* _Given instruction_
Reproduce every one of the following entries line for line, with no changes.

* _Element placement entries_
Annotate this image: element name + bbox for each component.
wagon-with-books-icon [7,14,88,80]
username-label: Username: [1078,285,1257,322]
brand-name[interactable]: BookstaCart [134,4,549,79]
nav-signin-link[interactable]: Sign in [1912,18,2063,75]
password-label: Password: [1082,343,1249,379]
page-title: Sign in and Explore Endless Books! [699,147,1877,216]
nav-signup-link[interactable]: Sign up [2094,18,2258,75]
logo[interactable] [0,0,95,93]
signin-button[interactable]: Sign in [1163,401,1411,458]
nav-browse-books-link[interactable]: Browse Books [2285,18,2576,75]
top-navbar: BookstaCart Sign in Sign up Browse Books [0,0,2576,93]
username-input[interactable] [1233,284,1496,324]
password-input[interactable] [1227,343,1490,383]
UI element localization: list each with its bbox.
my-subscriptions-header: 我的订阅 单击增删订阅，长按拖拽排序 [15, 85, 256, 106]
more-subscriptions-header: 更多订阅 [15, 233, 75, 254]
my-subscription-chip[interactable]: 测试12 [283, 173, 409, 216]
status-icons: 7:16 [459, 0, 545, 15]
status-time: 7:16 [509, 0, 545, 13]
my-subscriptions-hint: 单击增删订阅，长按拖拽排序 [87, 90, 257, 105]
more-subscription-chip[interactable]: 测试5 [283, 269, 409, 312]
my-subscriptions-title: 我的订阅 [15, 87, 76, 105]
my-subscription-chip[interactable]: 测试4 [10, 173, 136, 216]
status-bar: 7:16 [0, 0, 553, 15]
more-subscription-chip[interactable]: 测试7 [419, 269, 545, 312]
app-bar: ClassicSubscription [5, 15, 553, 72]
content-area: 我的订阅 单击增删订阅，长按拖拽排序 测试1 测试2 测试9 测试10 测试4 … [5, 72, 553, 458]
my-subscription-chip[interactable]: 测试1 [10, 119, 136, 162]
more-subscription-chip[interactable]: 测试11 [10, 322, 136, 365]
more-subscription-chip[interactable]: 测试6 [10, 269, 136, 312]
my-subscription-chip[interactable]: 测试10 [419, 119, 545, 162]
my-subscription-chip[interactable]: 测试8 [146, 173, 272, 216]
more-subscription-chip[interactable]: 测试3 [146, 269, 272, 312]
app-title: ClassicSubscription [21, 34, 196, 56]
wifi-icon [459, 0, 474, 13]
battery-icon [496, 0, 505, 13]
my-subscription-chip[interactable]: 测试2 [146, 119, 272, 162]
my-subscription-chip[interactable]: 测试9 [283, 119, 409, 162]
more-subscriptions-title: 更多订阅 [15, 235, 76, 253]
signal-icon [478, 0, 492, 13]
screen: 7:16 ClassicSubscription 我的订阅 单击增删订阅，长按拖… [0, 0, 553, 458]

* _Task solution_
Annotate this image: element name + bbox for each component.
wagon-with-books-icon [7,14,88,80]
username-label: Username: [1078,285,1257,322]
brand-name[interactable]: BookstaCart [134,4,549,79]
nav-signin-link[interactable]: Sign in [1912,18,2063,75]
password-label: Password: [1082,343,1249,379]
page-title: Sign in and Explore Endless Books! [699,147,1877,216]
nav-signup-link[interactable]: Sign up [2094,18,2258,75]
logo[interactable] [0,0,95,93]
signin-button[interactable]: Sign in [1163,401,1411,458]
nav-browse-books-link[interactable]: Browse Books [2285,18,2576,75]
top-navbar: BookstaCart Sign in Sign up Browse Books [0,0,2576,93]
username-input[interactable] [1233,284,1496,324]
password-input[interactable] [1227,343,1490,383]
UI element localization: list each with its bbox.
my-subscriptions-header: 我的订阅 单击增删订阅，长按拖拽排序 [15, 85, 256, 106]
more-subscriptions-header: 更多订阅 [15, 233, 75, 254]
my-subscription-chip[interactable]: 测试12 [283, 173, 409, 216]
status-icons: 7:16 [459, 0, 545, 15]
status-time: 7:16 [509, 0, 545, 13]
my-subscriptions-hint: 单击增删订阅，长按拖拽排序 [87, 90, 257, 105]
more-subscription-chip[interactable]: 测试5 [283, 269, 409, 312]
my-subscriptions-title: 我的订阅 [15, 87, 76, 105]
my-subscription-chip[interactable]: 测试4 [10, 173, 136, 216]
status-bar: 7:16 [0, 0, 553, 15]
more-subscription-chip[interactable]: 测试7 [419, 269, 545, 312]
app-bar: ClassicSubscription [5, 15, 553, 72]
content-area: 我的订阅 单击增删订阅，长按拖拽排序 测试1 测试2 测试9 测试10 测试4 … [5, 72, 553, 458]
my-subscription-chip[interactable]: 测试1 [10, 119, 136, 162]
more-subscription-chip[interactable]: 测试11 [10, 322, 136, 365]
more-subscription-chip[interactable]: 测试6 [10, 269, 136, 312]
my-subscription-chip[interactable]: 测试10 [419, 119, 545, 162]
my-subscription-chip[interactable]: 测试8 [146, 173, 272, 216]
more-subscription-chip[interactable]: 测试3 [146, 269, 272, 312]
app-title: ClassicSubscription [21, 34, 196, 56]
wifi-icon [459, 0, 474, 13]
battery-icon [496, 0, 505, 13]
my-subscription-chip[interactable]: 测试2 [146, 119, 272, 162]
my-subscription-chip[interactable]: 测试9 [283, 119, 409, 162]
more-subscriptions-title: 更多订阅 [15, 235, 76, 253]
signal-icon [478, 0, 492, 13]
screen: 7:16 ClassicSubscription 我的订阅 单击增删订阅，长按拖… [0, 0, 553, 458]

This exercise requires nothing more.